• Work to complete
Collect all lines below with the string "bilang".

A run of records
= = = = = = =
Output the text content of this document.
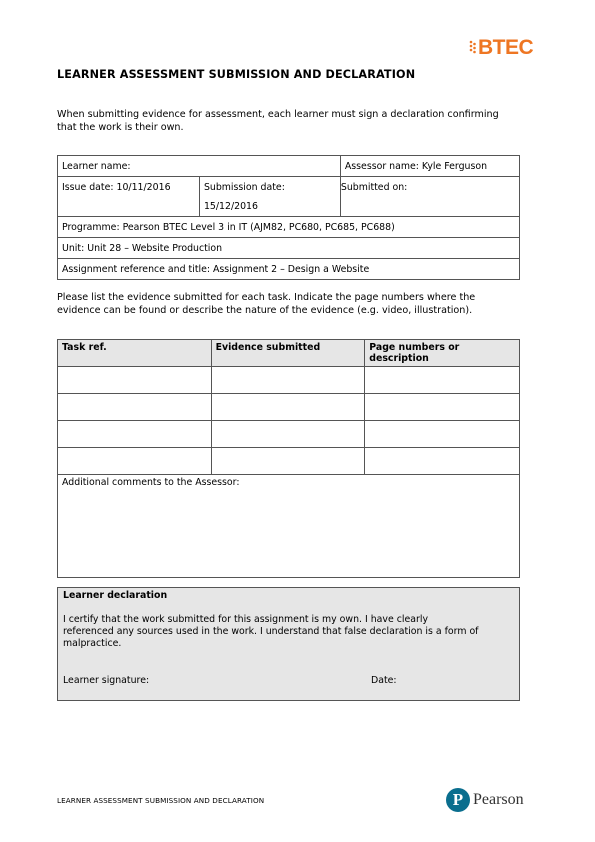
BTEC
LEARNER ASSESSMENT SUBMISSION AND DECLARATION
When submitting evidence for assessment, each learner must sign a declaration confirming
that the work is their own.
Learner name:		Assessor name: Kyle Ferguson
Issue date: 10/11/2016	Submission date: 15/12/2016	Submitted on:
Programme: Pearson BTEC Level 3 in IT (AJM82, PC680, PC685, PC688)		
Unit: Unit 28 – Website Production		
Assignment reference and title: Assignment 2 – Design a Website		
Please list the evidence submitted for each task. Indicate the page numbers where the
evidence can be found or describe the nature of the evidence (e.g. video, illustration).
Task ref.	Evidence submitted	Page numbers or
description

Additional comments to the Assessor:		
Learner declaration
I certify that the work submitted for this assignment is my own. I have clearly
referenced any sources used in the work. I understand that false declaration is a form of
malpractice.
Learner signature:	Date:
LEARNER ASSESSMENT SUBMISSION AND DECLARATION	P Pearson
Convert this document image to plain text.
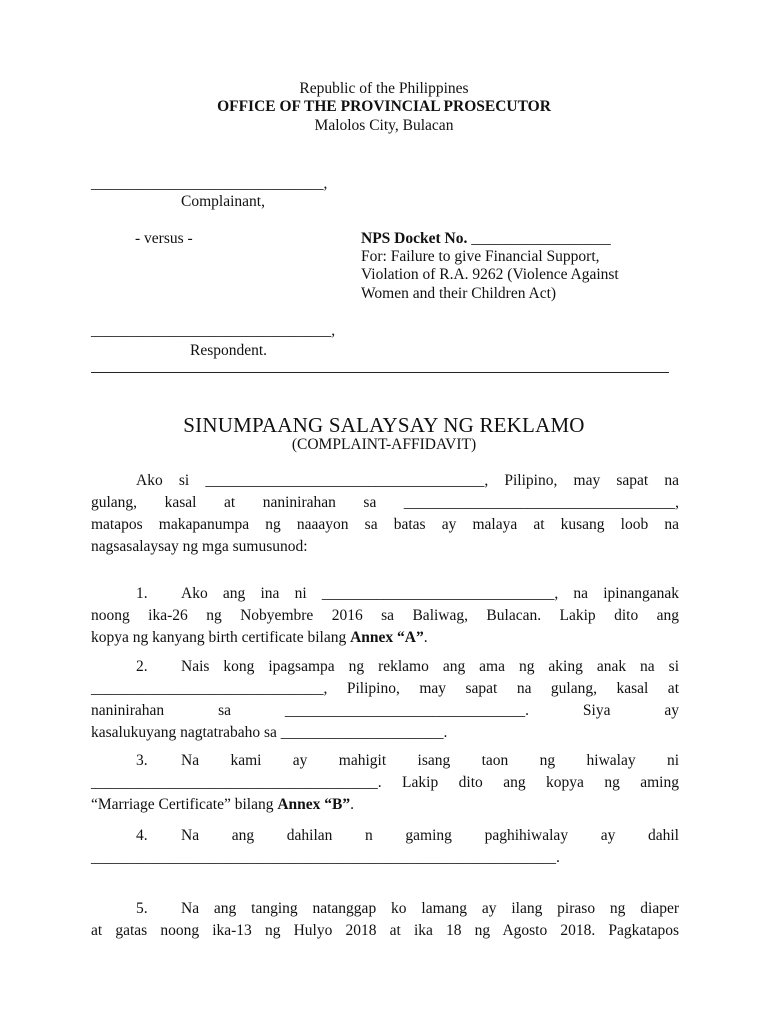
Republic of the Philippines
OFFICE OF THE PROVINCIAL PROSECUTOR
Malolos City, Bulacan
______________________________,
Complainant,
- versus -	NPS Docket No. __________________
For: Failure to give Financial Support,
Violation of R.A. 9262 (Violence Against
Women and their Children Act)
_______________________________,
Respondent.
SINUMPAANG SALAYSAY NG REKLAMO
(COMPLAINT-AFFIDAVIT)
Ako si ____________________________________, Pilipino, may sapat na
gulang, kasal at naninirahan sa ___________________________________,
matapos makapanumpa ng naaayon sa batas ay malaya at kusang loob na
nagsasalaysay ng mga sumusunod:
1. Ako ang ina ni ______________________________, na ipinanganak
noong ika-26 ng Nobyembre 2016 sa Baliwag, Bulacan. Lakip dito ang
kopya ng kanyang birth certificate bilang Annex “A”.
2. Nais kong ipagsampa ng reklamo ang ama ng aking anak na si
______________________________, Pilipino, may sapat na gulang, kasal at
naninirahan sa _______________________________. Siya ay
kasalukuyang nagtatrabaho sa _____________________.
3. Na kami ay mahigit isang taon ng hiwalay ni
_____________________________________. Lakip dito ang kopya ng aming
“Marriage Certificate” bilang Annex “B”.
4. Na ang dahilan n gaming paghihiwalay ay dahil
____________________________________________________________.
5. Na ang tanging natanggap ko lamang ay ilang piraso ng diaper
at gatas noong ika-13 ng Hulyo 2018 at ika 18 ng Agosto 2018. Pagkatapos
= = = = = = =
• Exercise output
kopya ng kanyang birth certificate bilang Annex “A”.
“Marriage Certificate” bilang Annex “B”.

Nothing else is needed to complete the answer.